--- Texto fuente ---
++++++++++++++++++++

Miiedo
De Jorge Padín
«El miedo llamó a la puerta, la confianza abrió y fuera no había nadie.»
– Friedrich Hebbel (1813-1863)











Sipnosis
Un perro de peluche ladra a la luz que entra por la ventana. Un niño, que fue hombre, juega con el miedo. Un hombre habla bajo las sábanas de su cama.
Un perro, un niño y un hombre, que son uno solo en realidad, nos cuentan cómo aprendieron a mirar a los ojos del miedo.
Éste es un viaje en busca del miedo. Sobre el escenario, una habitación se vuelve el universo Un niño capitanea un barco, donde las velas son simples sábanas, y un perro sirve de grumete, surcando almohadas, entre sueños, recuerdos y pesadillas. Quizás esta vez la armadura de cartón sirva para combatir el miedo.
Quizá no.
Puesta en marcha
Un cubo de madera y unas sábanas.

++++++++++++++++++++

[Entradas guardadas]
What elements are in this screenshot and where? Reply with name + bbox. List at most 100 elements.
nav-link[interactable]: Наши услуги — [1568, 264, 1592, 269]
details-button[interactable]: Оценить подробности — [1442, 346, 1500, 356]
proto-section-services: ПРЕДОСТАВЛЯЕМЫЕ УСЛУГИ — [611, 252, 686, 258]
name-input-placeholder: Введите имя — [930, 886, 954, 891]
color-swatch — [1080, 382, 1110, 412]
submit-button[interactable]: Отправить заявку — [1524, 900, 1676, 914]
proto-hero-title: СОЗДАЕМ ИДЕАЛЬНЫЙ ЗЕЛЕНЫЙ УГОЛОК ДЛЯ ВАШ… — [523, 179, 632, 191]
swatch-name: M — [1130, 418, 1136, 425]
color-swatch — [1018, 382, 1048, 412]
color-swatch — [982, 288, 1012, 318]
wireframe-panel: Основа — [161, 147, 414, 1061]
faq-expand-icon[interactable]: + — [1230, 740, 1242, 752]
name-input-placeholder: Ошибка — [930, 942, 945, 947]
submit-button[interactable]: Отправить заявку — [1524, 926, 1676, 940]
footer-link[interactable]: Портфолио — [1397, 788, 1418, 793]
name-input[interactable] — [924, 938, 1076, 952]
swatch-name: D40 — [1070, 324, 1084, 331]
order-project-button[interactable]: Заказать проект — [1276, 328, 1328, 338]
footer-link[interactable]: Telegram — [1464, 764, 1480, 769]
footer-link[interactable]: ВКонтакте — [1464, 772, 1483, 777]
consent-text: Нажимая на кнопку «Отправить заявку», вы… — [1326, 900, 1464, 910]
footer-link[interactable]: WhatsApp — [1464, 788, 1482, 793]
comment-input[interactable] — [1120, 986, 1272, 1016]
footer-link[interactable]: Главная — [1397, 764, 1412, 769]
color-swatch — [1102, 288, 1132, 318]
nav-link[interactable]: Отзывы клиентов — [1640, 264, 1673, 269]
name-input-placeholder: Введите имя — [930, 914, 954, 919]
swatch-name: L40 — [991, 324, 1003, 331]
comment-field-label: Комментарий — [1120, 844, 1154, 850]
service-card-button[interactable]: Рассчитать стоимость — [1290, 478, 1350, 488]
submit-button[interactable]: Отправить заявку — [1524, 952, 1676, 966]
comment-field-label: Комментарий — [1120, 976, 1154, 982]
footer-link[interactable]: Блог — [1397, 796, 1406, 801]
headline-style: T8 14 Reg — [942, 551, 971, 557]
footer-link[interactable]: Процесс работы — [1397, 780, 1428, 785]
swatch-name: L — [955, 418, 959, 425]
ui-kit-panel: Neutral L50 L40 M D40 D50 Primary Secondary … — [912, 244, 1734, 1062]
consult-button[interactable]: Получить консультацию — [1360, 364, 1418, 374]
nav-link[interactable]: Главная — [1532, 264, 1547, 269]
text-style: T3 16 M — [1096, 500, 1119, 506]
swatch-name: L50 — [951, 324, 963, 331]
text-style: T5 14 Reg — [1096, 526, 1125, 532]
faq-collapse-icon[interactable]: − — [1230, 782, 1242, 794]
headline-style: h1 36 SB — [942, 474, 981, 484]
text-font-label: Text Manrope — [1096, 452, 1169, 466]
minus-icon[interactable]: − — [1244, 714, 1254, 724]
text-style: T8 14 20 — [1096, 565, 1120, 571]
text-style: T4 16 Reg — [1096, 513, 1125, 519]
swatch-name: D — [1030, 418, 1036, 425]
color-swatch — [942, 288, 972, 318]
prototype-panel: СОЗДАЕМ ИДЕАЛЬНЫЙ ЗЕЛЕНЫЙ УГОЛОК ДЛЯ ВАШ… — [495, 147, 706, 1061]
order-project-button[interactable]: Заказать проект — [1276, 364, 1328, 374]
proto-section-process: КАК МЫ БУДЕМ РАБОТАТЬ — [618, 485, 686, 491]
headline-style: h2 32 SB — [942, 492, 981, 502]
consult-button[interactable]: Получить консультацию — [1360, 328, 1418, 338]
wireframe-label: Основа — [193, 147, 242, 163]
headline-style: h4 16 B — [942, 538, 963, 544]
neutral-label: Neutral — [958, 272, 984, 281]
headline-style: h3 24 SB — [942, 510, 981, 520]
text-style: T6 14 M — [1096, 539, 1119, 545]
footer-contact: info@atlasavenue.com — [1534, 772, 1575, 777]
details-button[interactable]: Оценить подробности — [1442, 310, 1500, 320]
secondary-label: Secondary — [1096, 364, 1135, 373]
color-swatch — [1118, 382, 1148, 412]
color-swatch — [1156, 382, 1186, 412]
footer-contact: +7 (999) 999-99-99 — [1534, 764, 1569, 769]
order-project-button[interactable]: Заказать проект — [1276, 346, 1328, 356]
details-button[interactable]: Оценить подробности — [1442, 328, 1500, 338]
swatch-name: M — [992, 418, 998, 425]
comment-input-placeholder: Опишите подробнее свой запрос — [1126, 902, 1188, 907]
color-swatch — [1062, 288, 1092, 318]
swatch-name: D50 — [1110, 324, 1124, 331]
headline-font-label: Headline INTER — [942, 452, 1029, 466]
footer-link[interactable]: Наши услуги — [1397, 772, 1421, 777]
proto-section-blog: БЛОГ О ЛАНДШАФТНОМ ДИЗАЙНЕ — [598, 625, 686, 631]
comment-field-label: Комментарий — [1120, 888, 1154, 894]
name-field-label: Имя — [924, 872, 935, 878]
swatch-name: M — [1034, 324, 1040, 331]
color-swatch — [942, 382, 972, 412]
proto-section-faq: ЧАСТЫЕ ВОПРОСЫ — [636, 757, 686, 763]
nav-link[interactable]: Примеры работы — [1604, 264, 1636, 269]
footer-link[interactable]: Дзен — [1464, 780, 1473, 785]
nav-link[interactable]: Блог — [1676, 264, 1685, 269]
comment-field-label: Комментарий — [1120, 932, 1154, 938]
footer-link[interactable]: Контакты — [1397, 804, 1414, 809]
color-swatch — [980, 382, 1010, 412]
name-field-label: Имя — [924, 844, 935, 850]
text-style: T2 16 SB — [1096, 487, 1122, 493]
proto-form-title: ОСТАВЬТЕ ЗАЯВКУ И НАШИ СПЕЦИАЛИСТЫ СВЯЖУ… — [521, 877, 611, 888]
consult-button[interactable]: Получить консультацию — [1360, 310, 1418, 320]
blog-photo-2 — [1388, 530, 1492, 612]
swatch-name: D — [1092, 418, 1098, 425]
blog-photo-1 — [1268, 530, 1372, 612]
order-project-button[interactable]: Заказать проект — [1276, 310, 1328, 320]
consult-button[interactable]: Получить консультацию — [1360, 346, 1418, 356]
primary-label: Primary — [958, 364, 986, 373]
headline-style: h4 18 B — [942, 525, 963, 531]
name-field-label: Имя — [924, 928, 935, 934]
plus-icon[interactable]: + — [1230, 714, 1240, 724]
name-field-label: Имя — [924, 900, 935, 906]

++++++++++++++++++++

--- Tarea ---
Retoma la presentación de la obra teatral «Miiedo» a continuación de su última frase y prosíguela.

--- Respuesta ---
Con esta escenografía tan sencilla, hablamos a niñas y niños de nuestra capacidad de imaginar, de nuestra vida inventada, del teatro, de ellos mismos, los que juegan, los que entienden que, en el teatro, un cubo puede ser una casa, un barco, o una fortaleza.
Un actor solo, como un niño en su cuarto, se dirige en la intimidad de las sábanas al pequeño espectador. La atmósfera musical y la iluminación invitan a la evocación. Cada niña, cada niño tiene su álbum de miedos. ¿Por qué no compartirlos sobre el escenario?
miiedo acerca al niño sus propios miedos, a través de un lenguaje poético, adecuado a su edad. Dentro de un ambiente mágico y cargado de sugerencias, el niño reconoce el temor como una parte más de su realidad, y deja que los miedos hablen cara a cara con valentía.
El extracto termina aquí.